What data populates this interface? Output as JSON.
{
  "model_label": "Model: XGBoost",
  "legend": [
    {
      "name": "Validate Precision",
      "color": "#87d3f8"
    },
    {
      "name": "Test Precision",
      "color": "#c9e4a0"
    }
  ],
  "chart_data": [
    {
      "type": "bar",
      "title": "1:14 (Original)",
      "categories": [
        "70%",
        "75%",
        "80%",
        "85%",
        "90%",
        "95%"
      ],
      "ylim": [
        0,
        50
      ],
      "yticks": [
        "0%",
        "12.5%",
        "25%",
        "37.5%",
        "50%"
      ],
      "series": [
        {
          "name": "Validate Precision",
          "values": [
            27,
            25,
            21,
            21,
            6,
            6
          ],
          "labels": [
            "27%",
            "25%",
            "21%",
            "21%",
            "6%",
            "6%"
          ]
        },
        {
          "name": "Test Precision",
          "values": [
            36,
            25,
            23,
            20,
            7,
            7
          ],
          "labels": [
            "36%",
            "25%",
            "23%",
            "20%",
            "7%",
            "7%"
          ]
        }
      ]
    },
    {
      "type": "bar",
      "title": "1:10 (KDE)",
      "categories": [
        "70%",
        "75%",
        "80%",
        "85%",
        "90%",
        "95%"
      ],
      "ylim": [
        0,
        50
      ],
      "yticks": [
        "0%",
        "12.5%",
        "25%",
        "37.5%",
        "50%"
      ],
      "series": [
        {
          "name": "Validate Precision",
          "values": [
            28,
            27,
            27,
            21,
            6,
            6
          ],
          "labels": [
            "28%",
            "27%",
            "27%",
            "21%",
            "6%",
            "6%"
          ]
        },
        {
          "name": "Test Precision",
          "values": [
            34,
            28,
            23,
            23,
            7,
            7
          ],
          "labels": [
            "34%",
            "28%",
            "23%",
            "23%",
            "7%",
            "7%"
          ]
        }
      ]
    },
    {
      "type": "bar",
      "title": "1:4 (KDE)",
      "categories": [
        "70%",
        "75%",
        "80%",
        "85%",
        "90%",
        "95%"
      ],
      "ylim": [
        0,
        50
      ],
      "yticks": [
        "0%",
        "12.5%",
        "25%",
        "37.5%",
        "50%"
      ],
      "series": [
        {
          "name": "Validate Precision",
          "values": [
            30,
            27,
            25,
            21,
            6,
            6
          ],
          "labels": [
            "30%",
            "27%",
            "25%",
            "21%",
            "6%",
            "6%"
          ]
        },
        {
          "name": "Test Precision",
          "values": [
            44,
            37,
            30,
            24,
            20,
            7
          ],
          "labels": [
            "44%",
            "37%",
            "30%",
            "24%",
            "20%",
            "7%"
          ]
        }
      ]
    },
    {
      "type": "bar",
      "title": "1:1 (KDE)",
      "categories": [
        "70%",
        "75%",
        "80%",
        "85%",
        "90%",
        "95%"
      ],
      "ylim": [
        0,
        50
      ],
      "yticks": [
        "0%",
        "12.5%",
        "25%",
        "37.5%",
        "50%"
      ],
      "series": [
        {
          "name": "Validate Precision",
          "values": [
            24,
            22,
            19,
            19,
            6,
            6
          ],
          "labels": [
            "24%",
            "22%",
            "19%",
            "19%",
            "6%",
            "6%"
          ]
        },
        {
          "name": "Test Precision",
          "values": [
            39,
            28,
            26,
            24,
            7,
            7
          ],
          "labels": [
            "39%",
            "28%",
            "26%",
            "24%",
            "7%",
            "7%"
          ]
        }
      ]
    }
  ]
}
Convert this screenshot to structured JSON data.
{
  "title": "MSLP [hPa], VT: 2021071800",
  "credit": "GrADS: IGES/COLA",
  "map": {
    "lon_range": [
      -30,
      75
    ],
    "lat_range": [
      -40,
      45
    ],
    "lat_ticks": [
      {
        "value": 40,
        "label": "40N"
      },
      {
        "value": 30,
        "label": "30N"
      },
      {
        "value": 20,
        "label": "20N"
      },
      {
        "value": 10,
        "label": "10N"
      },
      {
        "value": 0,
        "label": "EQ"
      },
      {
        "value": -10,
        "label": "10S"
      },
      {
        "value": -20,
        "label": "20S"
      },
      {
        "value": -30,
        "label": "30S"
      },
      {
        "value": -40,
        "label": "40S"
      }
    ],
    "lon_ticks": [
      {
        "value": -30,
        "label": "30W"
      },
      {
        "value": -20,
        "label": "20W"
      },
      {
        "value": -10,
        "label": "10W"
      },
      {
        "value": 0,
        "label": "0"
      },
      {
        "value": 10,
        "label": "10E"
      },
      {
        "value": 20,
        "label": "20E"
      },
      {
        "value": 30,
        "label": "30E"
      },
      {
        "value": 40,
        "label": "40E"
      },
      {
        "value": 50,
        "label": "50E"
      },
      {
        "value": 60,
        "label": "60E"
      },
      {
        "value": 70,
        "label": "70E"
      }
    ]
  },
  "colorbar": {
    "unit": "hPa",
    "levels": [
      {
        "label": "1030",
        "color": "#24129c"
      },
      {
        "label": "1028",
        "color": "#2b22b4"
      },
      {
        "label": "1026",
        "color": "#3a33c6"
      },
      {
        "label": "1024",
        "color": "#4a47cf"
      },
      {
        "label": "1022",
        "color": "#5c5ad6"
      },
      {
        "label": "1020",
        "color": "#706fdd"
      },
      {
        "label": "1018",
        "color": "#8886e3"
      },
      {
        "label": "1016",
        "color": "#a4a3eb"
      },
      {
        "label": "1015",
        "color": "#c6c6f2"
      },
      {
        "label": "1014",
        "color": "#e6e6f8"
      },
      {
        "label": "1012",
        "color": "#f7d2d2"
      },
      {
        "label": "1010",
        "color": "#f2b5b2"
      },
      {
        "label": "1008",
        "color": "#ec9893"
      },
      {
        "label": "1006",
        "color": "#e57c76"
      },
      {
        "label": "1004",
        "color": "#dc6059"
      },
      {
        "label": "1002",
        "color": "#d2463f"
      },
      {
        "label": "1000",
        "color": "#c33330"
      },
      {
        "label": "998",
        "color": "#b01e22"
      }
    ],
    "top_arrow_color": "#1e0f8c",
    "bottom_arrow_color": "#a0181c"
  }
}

■ ■ ■ ■ ■

Exercise details: Retype the entries one by one, exactly.

Right answer:
What data populates this interface? Output as JSON.
{
  "model_label": "Model: XGBoost",
  "legend": [
    {
      "name": "Validate Precision",
      "color": "#87d3f8"
    },
    {
      "name": "Test Precision",
      "color": "#c9e4a0"
    }
  ],
  "chart_data": [
    {
      "type": "bar",
      "title": "1:14 (Original)",
      "categories": [
        "70%",
        "75%",
        "80%",
        "85%",
        "90%",
        "95%"
      ],
      "ylim": [
        0,
        50
      ],
      "yticks": [
        "0%",
        "12.5%",
        "25%",
        "37.5%",
        "50%"
      ],
      "series": [
        {
          "name": "Validate Precision",
          "values": [
            27,
            25,
            21,
            21,
            6,
            6
          ],
          "labels": [
            "27%",
            "25%",
            "21%",
            "21%",
            "6%",
            "6%"
          ]
        },
        {
          "name": "Test Precision",
          "values": [
            36,
            25,
            23,
            20,
            7,
            7
          ],
          "labels": [
            "36%",
            "25%",
            "23%",
            "20%",
            "7%",
            "7%"
          ]
        }
      ]
    },
    {
      "type": "bar",
      "title": "1:10 (KDE)",
      "categories": [
        "70%",
        "75%",
        "80%",
        "85%",
        "90%",
        "95%"
      ],
      "ylim": [
        0,
        50
      ],
      "yticks": [
        "0%",
        "12.5%",
        "25%",
        "37.5%",
        "50%"
      ],
      "series": [
        {
          "name": "Validate Precision",
          "values": [
            28,
            27,
            27,
            21,
            6,
            6
          ],
          "labels": [
            "28%",
            "27%",
            "27%",
            "21%",
            "6%",
            "6%"
          ]
        },
        {
          "name": "Test Precision",
          "values": [
            34,
            28,
            23,
            23,
            7,
            7
          ],
          "labels": [
            "34%",
            "28%",
            "23%",
            "23%",
            "7%",
            "7%"
          ]
        }
      ]
    },
    {
      "type": "bar",
      "title": "1:4 (KDE)",
      "categories": [
        "70%",
        "75%",
        "80%",
        "85%",
        "90%",
        "95%"
      ],
      "ylim": [
        0,
        50
      ],
      "yticks": [
        "0%",
        "12.5%",
        "25%",
        "37.5%",
        "50%"
      ],
      "series": [
        {
          "name": "Validate Precision",
          "values": [
            30,
            27,
            25,
            21,
            6,
            6
          ],
          "labels": [
            "30%",
            "27%",
            "25%",
            "21%",
            "6%",
            "6%"
          ]
        },
        {
          "name": "Test Precision",
          "values": [
            44,
            37,
            30,
            24,
            20,
            7
          ],
          "labels": [
            "44%",
            "37%",
            "30%",
            "24%",
            "20%",
            "7%"
          ]
        }
      ]
    },
    {
      "type": "bar",
      "title": "1:1 (KDE)",
      "categories": [
        "70%",
        "75%",
        "80%",
        "85%",
        "90%",
        "95%"
      ],
      "ylim": [
        0,
        50
      ],
      "yticks": [
        "0%",
        "12.5%",
        "25%",
        "37.5%",
        "50%"
      ],
      "series": [
        {
          "name": "Validate Precision",
          "values": [
            24,
            22,
            19,
            19,
            6,
            6
          ],
          "labels": [
            "24%",
            "22%",
            "19%",
            "19%",
            "6%",
            "6%"
          ]
        },
        {
          "name": "Test Precision",
          "values": [
            39,
            28,
            26,
            24,
            7,
            7
          ],
          "labels": [
            "39%",
            "28%",
            "26%",
            "24%",
            "7%",
            "7%"
          ]
        }
      ]
    }
  ]
}
Convert this screenshot to structured JSON data.
{
  "title": "MSLP [hPa], VT: 2021071800",
  "credit": "GrADS: IGES/COLA",
  "map": {
    "lon_range": [
      -30,
      75
    ],
    "lat_range": [
      -40,
      45
    ],
    "lat_ticks": [
      {
        "value": 40,
        "label": "40N"
      },
      {
        "value": 30,
        "label": "30N"
      },
      {
        "value": 20,
        "label": "20N"
      },
      {
        "value": 10,
        "label": "10N"
      },
      {
        "value": 0,
        "label": "EQ"
      },
      {
        "value": -10,
        "label": "10S"
      },
      {
        "value": -20,
        "label": "20S"
      },
      {
        "value": -30,
        "label": "30S"
      },
      {
        "value": -40,
        "label": "40S"
      }
    ],
    "lon_ticks": [
      {
        "value": -30,
        "label": "30W"
      },
      {
        "value": -20,
        "label": "20W"
      },
      {
        "value": -10,
        "label": "10W"
      },
      {
        "value": 0,
        "label": "0"
      },
      {
        "value": 10,
        "label": "10E"
      },
      {
        "value": 20,
        "label": "20E"
      },
      {
        "value": 30,
        "label": "30E"
      },
      {
        "value": 40,
        "label": "40E"
      },
      {
        "value": 50,
        "label": "50E"
      },
      {
        "value": 60,
        "label": "60E"
      },
      {
        "value": 70,
        "label": "70E"
      }
    ]
  },
  "colorbar": {
    "unit": "hPa",
    "levels": [
      {
        "label": "1030",
        "color": "#24129c"
      },
      {
        "label": "1028",
        "color": "#2b22b4"
      },
      {
        "label": "1026",
        "color": "#3a33c6"
      },
      {
        "label": "1024",
        "color": "#4a47cf"
      },
      {
        "label": "1022",
        "color": "#5c5ad6"
      },
      {
        "label": "1020",
        "color": "#706fdd"
      },
      {
        "label": "1018",
        "color": "#8886e3"
      },
      {
        "label": "1016",
        "color": "#a4a3eb"
      },
      {
        "label": "1015",
        "color": "#c6c6f2"
      },
      {
        "label": "1014",
        "color": "#e6e6f8"
      },
      {
        "label": "1012",
        "color": "#f7d2d2"
      },
      {
        "label": "1010",
        "color": "#f2b5b2"
      },
      {
        "label": "1008",
        "color": "#ec9893"
      },
      {
        "label": "1006",
        "color": "#e57c76"
      },
      {
        "label": "1004",
        "color": "#dc6059"
      },
      {
        "label": "1002",
        "color": "#d2463f"
      },
      {
        "label": "1000",
        "color": "#c33330"
      },
      {
        "label": "998",
        "color": "#b01e22"
      }
    ],
    "top_arrow_color": "#1e0f8c",
    "bottom_arrow_color": "#a0181c"
  }
}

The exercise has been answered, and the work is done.